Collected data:
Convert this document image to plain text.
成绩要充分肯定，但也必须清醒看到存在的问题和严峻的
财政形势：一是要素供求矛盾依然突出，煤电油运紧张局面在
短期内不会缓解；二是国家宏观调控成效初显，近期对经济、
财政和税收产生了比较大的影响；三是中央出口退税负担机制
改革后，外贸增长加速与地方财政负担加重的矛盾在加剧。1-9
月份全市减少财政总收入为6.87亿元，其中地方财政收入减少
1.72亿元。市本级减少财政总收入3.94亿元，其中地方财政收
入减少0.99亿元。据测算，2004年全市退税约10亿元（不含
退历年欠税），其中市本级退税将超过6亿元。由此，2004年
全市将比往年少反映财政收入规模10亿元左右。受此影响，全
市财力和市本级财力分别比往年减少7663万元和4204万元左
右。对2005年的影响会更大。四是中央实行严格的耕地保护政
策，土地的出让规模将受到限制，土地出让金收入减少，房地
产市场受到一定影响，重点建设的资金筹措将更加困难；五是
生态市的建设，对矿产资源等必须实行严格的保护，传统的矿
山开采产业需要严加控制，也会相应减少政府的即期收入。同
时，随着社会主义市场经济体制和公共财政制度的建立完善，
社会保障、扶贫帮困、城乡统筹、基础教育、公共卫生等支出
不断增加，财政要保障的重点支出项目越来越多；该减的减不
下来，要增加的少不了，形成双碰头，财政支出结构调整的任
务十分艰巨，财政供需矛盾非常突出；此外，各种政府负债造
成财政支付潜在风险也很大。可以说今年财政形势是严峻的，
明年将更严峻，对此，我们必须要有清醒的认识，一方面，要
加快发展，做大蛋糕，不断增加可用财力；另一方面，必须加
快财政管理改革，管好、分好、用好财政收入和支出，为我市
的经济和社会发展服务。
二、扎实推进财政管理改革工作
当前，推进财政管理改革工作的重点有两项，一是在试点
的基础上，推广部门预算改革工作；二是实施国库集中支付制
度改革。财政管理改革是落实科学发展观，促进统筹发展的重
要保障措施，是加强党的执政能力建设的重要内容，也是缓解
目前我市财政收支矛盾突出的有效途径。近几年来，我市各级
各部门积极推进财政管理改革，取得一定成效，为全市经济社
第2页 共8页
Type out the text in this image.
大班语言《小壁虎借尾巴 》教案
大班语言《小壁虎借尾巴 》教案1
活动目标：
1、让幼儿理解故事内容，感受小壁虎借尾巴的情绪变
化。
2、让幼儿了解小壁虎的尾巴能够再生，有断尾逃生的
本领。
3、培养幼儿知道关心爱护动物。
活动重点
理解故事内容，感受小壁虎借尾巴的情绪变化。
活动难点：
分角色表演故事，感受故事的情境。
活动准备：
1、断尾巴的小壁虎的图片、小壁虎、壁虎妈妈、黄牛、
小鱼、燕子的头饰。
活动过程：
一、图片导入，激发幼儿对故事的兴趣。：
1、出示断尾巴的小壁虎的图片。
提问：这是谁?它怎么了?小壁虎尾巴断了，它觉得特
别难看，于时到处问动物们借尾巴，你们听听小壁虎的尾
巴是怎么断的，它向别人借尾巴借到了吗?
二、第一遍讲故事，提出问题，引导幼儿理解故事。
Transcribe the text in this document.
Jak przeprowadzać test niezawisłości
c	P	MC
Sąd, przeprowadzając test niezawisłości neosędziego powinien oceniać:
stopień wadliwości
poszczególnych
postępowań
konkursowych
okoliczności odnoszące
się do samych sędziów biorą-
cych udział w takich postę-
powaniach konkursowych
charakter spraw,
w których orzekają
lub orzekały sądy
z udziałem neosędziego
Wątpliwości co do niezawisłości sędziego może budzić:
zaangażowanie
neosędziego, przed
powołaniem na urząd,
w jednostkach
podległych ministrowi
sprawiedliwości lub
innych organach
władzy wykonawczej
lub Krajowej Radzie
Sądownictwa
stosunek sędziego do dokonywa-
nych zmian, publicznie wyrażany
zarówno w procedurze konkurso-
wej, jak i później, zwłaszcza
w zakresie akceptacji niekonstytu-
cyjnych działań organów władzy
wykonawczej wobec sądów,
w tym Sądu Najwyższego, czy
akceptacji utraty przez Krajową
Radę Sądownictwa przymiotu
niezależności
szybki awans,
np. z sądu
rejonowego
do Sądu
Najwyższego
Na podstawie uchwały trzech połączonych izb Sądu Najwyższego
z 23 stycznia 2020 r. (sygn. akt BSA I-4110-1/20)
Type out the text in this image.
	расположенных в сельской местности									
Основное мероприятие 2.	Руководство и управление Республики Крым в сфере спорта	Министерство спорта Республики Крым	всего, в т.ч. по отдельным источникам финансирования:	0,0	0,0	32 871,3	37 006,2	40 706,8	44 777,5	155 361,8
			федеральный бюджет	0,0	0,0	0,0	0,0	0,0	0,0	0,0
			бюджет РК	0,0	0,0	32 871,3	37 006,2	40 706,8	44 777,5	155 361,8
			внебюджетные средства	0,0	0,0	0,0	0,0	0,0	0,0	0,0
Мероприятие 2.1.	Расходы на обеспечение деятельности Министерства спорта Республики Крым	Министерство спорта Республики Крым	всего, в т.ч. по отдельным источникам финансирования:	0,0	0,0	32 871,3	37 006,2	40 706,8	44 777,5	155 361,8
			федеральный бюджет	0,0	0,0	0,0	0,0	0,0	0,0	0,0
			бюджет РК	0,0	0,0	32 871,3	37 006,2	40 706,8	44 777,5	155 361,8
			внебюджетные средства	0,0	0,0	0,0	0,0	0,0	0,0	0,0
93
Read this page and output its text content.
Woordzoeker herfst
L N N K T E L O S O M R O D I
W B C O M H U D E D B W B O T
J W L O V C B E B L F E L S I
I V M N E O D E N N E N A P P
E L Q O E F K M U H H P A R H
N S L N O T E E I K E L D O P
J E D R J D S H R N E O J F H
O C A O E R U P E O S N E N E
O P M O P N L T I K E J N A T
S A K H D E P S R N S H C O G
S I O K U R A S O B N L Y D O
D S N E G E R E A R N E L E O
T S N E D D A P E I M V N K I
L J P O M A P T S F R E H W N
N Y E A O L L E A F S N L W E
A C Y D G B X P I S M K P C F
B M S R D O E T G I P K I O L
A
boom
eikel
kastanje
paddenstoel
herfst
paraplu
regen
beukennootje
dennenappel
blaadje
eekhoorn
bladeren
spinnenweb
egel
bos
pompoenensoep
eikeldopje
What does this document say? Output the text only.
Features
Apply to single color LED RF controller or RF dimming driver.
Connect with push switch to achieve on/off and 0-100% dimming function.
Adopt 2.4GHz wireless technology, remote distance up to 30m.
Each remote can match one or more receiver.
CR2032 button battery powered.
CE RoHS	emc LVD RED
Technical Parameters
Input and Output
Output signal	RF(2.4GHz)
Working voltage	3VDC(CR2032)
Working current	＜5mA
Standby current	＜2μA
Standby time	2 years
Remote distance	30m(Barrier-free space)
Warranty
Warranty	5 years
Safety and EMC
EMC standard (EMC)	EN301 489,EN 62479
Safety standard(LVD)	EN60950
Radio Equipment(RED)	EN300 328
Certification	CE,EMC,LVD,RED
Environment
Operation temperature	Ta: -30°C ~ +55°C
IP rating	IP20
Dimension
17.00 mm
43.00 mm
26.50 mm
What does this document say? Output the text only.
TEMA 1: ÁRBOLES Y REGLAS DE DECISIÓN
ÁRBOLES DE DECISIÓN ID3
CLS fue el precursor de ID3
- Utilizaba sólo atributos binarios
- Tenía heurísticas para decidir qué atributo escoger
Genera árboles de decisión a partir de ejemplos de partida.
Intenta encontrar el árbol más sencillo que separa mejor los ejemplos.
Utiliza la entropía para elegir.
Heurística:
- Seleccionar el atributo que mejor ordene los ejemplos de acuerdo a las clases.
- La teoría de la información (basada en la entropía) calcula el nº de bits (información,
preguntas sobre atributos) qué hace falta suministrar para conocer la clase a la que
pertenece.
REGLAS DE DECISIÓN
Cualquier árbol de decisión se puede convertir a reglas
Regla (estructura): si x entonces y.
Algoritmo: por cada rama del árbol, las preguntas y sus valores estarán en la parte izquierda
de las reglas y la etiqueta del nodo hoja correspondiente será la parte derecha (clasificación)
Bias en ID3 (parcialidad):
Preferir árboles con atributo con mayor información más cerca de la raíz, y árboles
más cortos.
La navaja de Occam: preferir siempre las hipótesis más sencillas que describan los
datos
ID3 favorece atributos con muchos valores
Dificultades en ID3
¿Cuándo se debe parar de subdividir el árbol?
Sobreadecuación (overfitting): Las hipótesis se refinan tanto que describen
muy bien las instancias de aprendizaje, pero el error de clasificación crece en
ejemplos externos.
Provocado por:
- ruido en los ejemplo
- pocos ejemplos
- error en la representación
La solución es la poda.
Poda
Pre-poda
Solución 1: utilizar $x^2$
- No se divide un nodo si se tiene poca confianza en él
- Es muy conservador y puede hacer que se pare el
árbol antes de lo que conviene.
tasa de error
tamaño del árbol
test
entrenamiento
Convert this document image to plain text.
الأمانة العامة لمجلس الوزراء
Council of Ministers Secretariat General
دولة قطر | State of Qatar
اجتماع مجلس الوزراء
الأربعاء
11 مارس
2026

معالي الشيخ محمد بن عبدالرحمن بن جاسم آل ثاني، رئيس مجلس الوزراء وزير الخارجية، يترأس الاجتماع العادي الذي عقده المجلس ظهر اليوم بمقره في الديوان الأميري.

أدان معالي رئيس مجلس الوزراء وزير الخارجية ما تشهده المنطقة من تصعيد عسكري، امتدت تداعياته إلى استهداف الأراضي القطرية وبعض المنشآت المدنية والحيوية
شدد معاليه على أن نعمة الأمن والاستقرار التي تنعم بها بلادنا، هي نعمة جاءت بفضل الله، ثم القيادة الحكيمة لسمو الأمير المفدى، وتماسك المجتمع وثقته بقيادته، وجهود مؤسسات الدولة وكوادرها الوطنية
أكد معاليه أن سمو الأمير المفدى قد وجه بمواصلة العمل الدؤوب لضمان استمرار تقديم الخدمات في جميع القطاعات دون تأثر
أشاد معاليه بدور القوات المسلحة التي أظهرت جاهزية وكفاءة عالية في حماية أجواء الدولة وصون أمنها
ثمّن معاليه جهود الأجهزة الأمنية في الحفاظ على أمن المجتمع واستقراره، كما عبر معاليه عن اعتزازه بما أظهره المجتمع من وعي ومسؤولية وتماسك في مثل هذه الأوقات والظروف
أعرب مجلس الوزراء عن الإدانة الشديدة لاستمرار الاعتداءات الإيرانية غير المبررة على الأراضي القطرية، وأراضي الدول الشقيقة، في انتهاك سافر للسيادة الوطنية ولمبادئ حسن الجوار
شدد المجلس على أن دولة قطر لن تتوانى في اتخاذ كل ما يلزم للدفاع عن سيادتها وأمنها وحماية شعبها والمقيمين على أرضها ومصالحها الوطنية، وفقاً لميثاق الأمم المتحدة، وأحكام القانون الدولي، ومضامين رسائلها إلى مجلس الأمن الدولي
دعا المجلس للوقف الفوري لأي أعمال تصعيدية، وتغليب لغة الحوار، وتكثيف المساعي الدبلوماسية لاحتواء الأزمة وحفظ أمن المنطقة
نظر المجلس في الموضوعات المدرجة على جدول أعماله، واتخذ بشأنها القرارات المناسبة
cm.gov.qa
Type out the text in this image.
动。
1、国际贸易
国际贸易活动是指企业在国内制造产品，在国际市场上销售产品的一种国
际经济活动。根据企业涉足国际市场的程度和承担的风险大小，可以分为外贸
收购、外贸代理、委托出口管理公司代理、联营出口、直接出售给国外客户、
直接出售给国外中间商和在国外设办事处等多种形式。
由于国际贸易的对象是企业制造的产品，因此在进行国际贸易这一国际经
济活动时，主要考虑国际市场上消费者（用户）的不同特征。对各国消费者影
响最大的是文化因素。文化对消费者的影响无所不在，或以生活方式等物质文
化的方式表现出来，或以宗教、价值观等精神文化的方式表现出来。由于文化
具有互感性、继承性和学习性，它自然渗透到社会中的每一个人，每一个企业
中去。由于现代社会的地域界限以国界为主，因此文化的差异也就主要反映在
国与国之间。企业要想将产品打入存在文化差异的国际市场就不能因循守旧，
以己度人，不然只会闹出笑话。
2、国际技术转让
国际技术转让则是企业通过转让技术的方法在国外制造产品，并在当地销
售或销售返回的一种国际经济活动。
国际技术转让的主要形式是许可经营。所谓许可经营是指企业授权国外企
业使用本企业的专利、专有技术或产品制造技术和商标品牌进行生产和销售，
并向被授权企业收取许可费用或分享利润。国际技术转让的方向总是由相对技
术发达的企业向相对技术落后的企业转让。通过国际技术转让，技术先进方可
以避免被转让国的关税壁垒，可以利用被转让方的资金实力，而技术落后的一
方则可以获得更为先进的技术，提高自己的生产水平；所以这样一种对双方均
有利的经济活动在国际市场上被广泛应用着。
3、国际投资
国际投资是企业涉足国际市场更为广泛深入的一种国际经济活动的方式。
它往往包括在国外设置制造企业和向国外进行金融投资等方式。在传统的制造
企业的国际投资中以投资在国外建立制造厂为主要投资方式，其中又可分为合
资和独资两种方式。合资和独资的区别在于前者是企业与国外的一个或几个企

Task objective: Say how many lines of the data include the string "الدولة". Nothing other than the number should be given.

Complete answer: 2